= Task directions =
In the lines below, how many hold the word "JSON"? Answer only with the number.

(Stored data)
--- Start ---
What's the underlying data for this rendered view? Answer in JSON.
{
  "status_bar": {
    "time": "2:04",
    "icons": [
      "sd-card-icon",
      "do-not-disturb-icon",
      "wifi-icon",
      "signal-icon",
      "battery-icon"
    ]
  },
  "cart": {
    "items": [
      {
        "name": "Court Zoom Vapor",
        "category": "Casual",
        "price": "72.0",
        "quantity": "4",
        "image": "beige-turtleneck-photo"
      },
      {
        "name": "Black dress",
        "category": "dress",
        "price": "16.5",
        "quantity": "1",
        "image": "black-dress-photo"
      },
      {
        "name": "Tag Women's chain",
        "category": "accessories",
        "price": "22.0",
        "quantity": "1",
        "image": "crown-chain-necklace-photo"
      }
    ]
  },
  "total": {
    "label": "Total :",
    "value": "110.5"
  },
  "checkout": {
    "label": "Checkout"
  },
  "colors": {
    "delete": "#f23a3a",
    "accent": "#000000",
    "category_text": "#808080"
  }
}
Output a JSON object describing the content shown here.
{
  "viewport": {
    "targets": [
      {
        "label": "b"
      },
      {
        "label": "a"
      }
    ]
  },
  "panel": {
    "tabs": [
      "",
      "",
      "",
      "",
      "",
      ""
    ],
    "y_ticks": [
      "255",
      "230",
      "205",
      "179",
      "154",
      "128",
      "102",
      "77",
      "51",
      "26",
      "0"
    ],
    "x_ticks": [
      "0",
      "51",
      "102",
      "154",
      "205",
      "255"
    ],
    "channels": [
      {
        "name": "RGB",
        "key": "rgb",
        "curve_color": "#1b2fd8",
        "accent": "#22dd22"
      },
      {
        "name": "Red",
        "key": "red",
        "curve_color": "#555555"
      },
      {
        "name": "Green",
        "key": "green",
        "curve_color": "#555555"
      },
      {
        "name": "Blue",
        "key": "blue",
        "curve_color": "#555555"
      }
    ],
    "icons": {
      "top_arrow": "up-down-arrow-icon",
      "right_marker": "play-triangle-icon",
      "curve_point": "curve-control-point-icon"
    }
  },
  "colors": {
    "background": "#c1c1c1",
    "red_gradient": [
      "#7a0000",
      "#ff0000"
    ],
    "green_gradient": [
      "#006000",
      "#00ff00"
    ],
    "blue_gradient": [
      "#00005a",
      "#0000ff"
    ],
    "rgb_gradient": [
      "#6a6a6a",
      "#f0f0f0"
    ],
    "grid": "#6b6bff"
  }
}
--- End ---
= Response to the exercise =
2